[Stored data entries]
-------------------------

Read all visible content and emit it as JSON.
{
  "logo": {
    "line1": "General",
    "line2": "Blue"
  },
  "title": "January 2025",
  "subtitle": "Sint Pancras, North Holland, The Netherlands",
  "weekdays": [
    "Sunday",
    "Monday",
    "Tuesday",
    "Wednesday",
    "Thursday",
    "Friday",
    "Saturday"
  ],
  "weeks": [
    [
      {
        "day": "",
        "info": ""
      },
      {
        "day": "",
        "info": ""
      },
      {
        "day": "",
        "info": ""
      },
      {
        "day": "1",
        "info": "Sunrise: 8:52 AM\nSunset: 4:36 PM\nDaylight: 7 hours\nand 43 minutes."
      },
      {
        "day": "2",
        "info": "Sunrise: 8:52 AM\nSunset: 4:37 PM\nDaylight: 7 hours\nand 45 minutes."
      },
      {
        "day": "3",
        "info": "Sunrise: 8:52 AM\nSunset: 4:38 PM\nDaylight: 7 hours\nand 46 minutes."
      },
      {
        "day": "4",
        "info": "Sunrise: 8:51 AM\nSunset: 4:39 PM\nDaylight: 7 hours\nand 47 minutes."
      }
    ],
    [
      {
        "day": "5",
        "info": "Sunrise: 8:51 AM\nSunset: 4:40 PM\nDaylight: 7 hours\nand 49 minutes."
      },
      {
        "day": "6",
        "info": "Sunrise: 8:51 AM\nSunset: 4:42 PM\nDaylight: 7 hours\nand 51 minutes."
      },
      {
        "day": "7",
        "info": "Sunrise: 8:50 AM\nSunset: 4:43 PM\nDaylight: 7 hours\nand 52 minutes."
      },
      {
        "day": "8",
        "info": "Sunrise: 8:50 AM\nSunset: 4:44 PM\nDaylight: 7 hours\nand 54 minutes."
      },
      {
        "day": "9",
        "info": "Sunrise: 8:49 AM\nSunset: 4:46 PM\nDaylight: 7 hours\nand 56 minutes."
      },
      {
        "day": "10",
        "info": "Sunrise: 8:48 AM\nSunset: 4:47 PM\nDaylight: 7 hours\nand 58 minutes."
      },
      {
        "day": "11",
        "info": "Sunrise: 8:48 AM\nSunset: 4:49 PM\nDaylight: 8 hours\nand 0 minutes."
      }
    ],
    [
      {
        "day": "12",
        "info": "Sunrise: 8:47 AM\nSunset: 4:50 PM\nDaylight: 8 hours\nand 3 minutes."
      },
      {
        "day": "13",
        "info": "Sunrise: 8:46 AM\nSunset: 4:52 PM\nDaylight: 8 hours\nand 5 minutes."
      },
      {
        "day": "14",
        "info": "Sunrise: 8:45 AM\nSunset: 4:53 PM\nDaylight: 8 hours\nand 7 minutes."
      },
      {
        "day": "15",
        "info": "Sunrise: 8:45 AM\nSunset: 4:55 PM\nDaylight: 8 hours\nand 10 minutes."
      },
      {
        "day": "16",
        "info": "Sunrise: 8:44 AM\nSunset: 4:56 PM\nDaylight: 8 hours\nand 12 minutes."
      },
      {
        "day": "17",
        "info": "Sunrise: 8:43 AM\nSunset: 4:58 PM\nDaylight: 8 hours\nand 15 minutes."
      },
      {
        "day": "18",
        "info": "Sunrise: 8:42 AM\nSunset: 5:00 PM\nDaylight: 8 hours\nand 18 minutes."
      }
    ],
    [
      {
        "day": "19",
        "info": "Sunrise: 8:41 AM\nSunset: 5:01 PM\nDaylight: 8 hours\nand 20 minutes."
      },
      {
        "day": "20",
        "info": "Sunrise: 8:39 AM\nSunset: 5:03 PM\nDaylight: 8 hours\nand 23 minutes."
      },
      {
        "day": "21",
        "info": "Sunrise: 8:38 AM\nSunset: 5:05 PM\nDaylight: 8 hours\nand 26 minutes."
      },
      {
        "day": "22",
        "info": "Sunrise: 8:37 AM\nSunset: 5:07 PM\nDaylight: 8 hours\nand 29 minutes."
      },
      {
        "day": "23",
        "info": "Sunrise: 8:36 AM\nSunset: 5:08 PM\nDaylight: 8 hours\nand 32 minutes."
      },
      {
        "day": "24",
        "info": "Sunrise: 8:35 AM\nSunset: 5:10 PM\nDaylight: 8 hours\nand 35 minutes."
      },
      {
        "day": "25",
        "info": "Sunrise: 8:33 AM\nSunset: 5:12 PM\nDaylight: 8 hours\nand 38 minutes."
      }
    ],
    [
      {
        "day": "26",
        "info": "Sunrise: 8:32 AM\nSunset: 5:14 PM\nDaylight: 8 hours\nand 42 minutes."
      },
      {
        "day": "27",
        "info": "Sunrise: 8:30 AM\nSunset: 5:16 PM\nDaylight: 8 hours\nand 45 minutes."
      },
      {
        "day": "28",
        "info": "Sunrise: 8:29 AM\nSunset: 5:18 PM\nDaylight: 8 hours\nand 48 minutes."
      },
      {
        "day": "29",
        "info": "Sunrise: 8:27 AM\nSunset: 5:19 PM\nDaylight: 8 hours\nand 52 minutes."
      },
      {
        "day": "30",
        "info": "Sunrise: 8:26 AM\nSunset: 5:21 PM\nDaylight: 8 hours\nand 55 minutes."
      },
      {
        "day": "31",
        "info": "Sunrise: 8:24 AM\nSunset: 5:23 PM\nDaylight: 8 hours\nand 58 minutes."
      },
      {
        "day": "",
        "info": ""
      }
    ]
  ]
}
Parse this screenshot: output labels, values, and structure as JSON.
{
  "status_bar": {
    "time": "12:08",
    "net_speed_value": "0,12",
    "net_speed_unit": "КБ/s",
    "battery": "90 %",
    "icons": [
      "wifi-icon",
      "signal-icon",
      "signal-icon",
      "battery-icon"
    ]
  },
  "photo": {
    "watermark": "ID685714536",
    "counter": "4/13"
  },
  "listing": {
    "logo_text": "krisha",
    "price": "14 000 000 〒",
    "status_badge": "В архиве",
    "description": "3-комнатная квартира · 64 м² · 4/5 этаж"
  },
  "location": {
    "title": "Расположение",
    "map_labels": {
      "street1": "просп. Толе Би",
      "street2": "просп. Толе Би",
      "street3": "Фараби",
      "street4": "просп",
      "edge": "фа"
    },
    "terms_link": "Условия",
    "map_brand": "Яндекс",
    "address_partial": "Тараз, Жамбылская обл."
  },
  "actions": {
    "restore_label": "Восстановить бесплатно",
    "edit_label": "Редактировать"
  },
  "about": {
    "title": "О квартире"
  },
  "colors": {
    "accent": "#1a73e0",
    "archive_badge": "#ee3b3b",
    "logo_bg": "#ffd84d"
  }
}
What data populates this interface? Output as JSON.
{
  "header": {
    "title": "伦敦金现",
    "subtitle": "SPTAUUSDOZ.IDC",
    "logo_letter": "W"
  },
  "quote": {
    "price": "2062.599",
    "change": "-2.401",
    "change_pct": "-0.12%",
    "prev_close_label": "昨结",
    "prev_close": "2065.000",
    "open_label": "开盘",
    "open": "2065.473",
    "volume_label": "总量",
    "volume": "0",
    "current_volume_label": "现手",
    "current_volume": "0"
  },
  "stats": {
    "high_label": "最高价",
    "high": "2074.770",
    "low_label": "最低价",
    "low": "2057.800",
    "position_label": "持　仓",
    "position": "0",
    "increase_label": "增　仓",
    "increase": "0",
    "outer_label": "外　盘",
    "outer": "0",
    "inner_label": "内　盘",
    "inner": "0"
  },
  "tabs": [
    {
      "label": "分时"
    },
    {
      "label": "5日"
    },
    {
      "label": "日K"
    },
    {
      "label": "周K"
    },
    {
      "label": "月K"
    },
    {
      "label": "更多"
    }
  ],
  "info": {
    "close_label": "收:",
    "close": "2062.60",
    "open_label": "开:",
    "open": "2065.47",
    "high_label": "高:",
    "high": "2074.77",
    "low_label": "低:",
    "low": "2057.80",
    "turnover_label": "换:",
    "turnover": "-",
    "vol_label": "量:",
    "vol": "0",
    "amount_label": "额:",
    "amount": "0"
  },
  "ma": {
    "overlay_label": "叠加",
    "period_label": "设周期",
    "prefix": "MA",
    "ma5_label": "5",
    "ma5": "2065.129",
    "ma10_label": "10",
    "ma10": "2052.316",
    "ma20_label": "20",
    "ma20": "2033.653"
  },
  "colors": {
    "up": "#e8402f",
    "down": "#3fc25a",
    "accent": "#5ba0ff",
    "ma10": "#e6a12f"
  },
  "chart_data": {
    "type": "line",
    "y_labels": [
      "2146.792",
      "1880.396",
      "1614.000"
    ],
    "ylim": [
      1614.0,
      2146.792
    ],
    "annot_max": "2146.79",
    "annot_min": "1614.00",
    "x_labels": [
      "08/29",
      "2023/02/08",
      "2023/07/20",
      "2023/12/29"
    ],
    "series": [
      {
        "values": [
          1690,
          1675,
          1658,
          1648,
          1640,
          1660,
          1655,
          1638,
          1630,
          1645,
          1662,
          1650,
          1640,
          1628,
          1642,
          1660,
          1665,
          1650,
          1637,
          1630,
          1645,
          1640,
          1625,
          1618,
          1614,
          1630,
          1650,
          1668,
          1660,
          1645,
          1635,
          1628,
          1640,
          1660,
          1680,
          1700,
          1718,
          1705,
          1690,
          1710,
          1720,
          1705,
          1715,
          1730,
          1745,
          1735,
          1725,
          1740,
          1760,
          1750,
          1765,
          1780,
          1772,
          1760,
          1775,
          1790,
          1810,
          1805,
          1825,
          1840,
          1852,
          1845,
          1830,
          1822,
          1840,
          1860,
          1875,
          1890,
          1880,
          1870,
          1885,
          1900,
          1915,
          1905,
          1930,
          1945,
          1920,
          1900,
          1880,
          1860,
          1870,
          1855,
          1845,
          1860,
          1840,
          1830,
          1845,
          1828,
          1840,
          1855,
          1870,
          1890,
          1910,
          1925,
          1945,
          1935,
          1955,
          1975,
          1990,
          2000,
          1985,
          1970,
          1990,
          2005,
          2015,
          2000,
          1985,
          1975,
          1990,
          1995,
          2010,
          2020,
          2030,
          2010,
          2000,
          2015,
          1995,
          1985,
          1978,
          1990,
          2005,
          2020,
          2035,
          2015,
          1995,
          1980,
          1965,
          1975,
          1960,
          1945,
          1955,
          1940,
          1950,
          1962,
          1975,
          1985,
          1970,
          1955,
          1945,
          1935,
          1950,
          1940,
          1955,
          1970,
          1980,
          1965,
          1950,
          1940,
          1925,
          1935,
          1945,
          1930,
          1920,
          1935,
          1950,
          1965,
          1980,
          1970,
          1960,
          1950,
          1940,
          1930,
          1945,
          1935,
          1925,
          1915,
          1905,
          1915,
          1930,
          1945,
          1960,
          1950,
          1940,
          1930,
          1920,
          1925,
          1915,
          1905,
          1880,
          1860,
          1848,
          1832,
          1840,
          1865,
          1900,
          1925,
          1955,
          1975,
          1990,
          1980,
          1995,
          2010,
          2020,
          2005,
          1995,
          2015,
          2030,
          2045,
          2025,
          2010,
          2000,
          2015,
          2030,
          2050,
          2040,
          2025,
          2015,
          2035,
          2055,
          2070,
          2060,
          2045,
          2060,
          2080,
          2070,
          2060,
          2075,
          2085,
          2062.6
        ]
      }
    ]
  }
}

-------------------------

Instruction: Above are the records. Copy every line in them holding "Толе".

Result for this task:
      "street1": "просп. Толе Би",
      "street2": "просп. Толе Би",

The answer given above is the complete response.